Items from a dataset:

┄┄┄┄┄┄┄┄┄┄

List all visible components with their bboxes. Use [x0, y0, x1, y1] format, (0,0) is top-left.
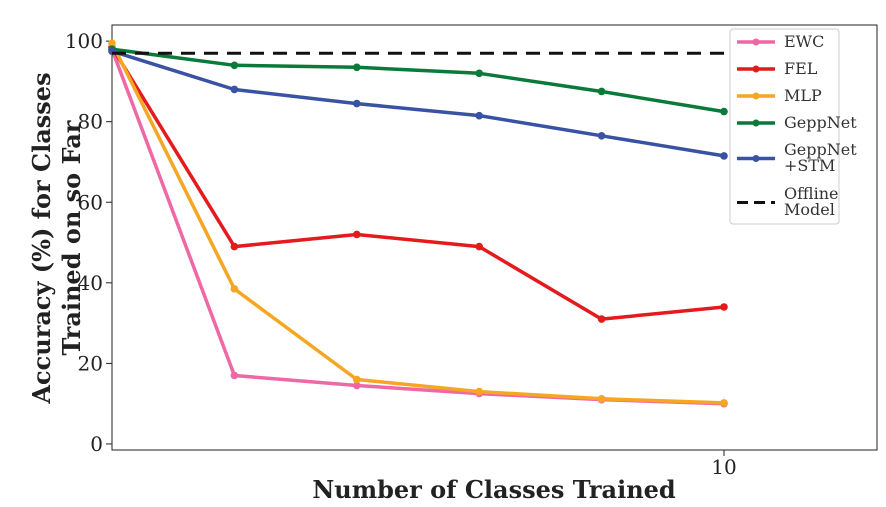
legend-marker-mlp: [752, 92, 760, 100]
data-point-geppnet-2: [353, 63, 361, 72]
data-point-fel-5: [720, 303, 728, 311]
data-point-mlp-5: [720, 399, 728, 407]
legend-label-geppnet-stm-1: +STM: [784, 156, 835, 175]
series-geppnet-stm: [108, 47, 728, 160]
y-axis-title-line-2: Trained on so Far: [57, 120, 86, 355]
data-point-mlp-0: [108, 39, 116, 47]
legend-marker-geppnet: [752, 119, 760, 127]
series-line-geppnet-stm: [110, 49, 726, 158]
series-line-fel: [110, 45, 726, 321]
data-point-mlp-2: [353, 375, 361, 384]
data-point-geppnet-1: [230, 61, 239, 70]
data-point-mlp-3: [475, 387, 484, 396]
legend-label-geppnet-stm-0: GeppNet: [784, 140, 857, 159]
data-point-ewc-1: [230, 371, 239, 380]
data-point-geppnet-3: [475, 69, 484, 78]
legend-marker-ewc: [752, 38, 760, 46]
data-point-fel-3: [475, 242, 484, 251]
y-axis: 0 20 40 60 80 100: [65, 29, 112, 456]
y-tick-label-80: 80: [78, 110, 103, 134]
data-point-geppnet-stm-5: [720, 152, 728, 160]
y-axis-title-line-1: Accuracy (%) for Classes: [27, 72, 56, 404]
x-tick-label-10: 10: [711, 455, 736, 479]
y-axis-title: Accuracy (%) for Classes Trained on so F…: [27, 72, 86, 404]
y-tick-label-60: 60: [78, 190, 103, 214]
legend-box: [729, 28, 840, 225]
data-point-geppnet-stm-1: [230, 85, 239, 94]
y-tick-label-20: 20: [78, 351, 103, 375]
series-line-geppnet: [110, 47, 726, 114]
legend-marker-fel: [752, 65, 760, 73]
x-axis-title: Number of Classes Trained: [312, 475, 676, 504]
data-point-fel-2: [353, 230, 361, 239]
series-line-mlp: [110, 41, 726, 405]
legend-label-ewc-0: EWC: [784, 32, 824, 51]
data-point-geppnet-4: [597, 87, 606, 96]
data-point-geppnet-stm-3: [475, 111, 484, 120]
legend-label-geppnet-0: GeppNet: [784, 113, 857, 132]
data-point-geppnet-stm-4: [597, 131, 606, 140]
legend-label-mlp-0: MLP: [784, 86, 822, 105]
data-point-geppnet-stm-2: [353, 99, 361, 108]
plot-frame: [111, 24, 878, 451]
y-tick-label-40: 40: [78, 271, 103, 295]
series-ewc: [108, 45, 728, 408]
series-mlp: [108, 39, 728, 407]
legend-label-offline-model-0: Offline: [784, 184, 839, 203]
series-layer: [108, 39, 728, 408]
legend-label-fel-0: FEL: [784, 59, 818, 78]
data-point-mlp-1: [230, 285, 239, 293]
y-tick-label-0: 0: [90, 432, 103, 456]
data-point-fel-1: [230, 242, 239, 251]
legend-label-offline-model-1: Model: [784, 200, 835, 219]
y-tick-label-100: 100: [65, 29, 103, 53]
data-point-fel-4: [597, 315, 606, 323]
data-point-geppnet-5: [720, 107, 728, 116]
x-axis: 10: [711, 450, 737, 479]
legend-marker-geppnet-stm: [752, 155, 760, 162]
series-fel: [108, 43, 728, 323]
data-point-ewc-2: [353, 381, 361, 390]
data-point-mlp-4: [597, 395, 606, 403]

┄┄┄┄┄┄┄┄┄┄

What the exercise asks:
Print every row above character for character, leaving out the pictures.

Reply to the task:
List all visible components with their bboxes. Use [x0, y0, x1, y1] format, (0,0) is top-left.
legend-marker-mlp: [752, 92, 760, 100]
data-point-geppnet-2: [353, 63, 361, 72]
data-point-fel-5: [720, 303, 728, 311]
data-point-mlp-5: [720, 399, 728, 407]
legend-label-geppnet-stm-1: +STM: [784, 156, 835, 175]
series-geppnet-stm: [108, 47, 728, 160]
y-axis-title-line-2: Trained on so Far: [57, 120, 86, 355]
data-point-mlp-0: [108, 39, 116, 47]
legend-marker-geppnet: [752, 119, 760, 127]
series-line-geppnet-stm: [110, 49, 726, 158]
series-line-fel: [110, 45, 726, 321]
data-point-mlp-2: [353, 375, 361, 384]
data-point-geppnet-1: [230, 61, 239, 70]
data-point-mlp-3: [475, 387, 484, 396]
legend-label-geppnet-stm-0: GeppNet: [784, 140, 857, 159]
data-point-ewc-1: [230, 371, 239, 380]
data-point-geppnet-3: [475, 69, 484, 78]
legend-marker-ewc: [752, 38, 760, 46]
data-point-fel-3: [475, 242, 484, 251]
y-axis: 0 20 40 60 80 100: [65, 29, 112, 456]
y-tick-label-80: 80: [78, 110, 103, 134]
data-point-geppnet-stm-5: [720, 152, 728, 160]
y-axis-title-line-1: Accuracy (%) for Classes: [27, 72, 56, 404]
x-tick-label-10: 10: [711, 455, 736, 479]
y-axis-title: Accuracy (%) for Classes Trained on so F…: [27, 72, 86, 404]
y-tick-label-60: 60: [78, 190, 103, 214]
legend-box: [729, 28, 840, 225]
data-point-geppnet-stm-1: [230, 85, 239, 94]
y-tick-label-20: 20: [78, 351, 103, 375]
series-line-geppnet: [110, 47, 726, 114]
legend-marker-fel: [752, 65, 760, 73]
x-axis-title: Number of Classes Trained: [312, 475, 676, 504]
data-point-fel-2: [353, 230, 361, 239]
series-line-mlp: [110, 41, 726, 405]
legend-label-ewc-0: EWC: [784, 32, 824, 51]
data-point-geppnet-4: [597, 87, 606, 96]
data-point-geppnet-stm-3: [475, 111, 484, 120]
legend-label-geppnet-0: GeppNet: [784, 113, 857, 132]
data-point-geppnet-stm-4: [597, 131, 606, 140]
legend-label-mlp-0: MLP: [784, 86, 822, 105]
data-point-geppnet-stm-2: [353, 99, 361, 108]
plot-frame: [111, 24, 878, 451]
y-tick-label-40: 40: [78, 271, 103, 295]
series-ewc: [108, 45, 728, 408]
series-mlp: [108, 39, 728, 407]
legend-label-offline-model-0: Offline: [784, 184, 839, 203]
series-layer: [108, 39, 728, 408]
legend-label-fel-0: FEL: [784, 59, 818, 78]
data-point-mlp-1: [230, 285, 239, 293]
y-tick-label-0: 0: [90, 432, 103, 456]
data-point-fel-1: [230, 242, 239, 251]
legend-label-offline-model-1: Model: [784, 200, 835, 219]
y-tick-label-100: 100: [65, 29, 103, 53]
data-point-fel-4: [597, 315, 606, 323]
data-point-geppnet-5: [720, 107, 728, 116]
x-axis: 10: [711, 450, 737, 479]
legend-marker-geppnet-stm: [752, 155, 760, 162]
series-fel: [108, 43, 728, 323]
data-point-ewc-2: [353, 381, 361, 390]
data-point-mlp-4: [597, 395, 606, 403]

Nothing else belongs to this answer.